Exercise goal
Search the listing below for "represented". Copy each matching line.

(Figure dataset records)
═══

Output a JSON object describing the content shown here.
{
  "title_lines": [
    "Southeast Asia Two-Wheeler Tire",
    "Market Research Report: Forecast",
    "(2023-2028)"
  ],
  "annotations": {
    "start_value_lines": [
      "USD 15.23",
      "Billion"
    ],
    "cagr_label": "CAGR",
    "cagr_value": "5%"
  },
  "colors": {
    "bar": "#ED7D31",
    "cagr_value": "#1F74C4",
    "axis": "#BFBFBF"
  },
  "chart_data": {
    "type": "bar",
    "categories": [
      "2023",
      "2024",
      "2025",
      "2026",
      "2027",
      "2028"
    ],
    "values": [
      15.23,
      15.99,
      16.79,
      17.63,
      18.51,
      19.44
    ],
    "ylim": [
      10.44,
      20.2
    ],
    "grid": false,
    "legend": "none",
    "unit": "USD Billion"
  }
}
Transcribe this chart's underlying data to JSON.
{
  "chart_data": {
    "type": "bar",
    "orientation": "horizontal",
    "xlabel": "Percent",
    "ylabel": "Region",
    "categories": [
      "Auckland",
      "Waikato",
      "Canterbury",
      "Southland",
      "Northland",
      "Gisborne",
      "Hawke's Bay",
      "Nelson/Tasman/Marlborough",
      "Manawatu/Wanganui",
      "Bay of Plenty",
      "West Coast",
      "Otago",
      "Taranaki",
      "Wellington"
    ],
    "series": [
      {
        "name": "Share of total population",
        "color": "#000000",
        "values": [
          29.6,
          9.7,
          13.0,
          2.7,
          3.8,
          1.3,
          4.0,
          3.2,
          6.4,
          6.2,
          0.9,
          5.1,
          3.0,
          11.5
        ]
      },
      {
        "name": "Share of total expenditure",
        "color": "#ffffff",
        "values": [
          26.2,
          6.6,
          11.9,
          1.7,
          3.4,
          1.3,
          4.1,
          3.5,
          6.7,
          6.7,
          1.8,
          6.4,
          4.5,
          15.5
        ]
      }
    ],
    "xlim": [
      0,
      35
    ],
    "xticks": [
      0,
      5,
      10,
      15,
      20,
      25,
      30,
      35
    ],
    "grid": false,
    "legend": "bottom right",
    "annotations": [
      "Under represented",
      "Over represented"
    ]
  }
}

═══

Expected answer
      "Under represented",
      "Over represented"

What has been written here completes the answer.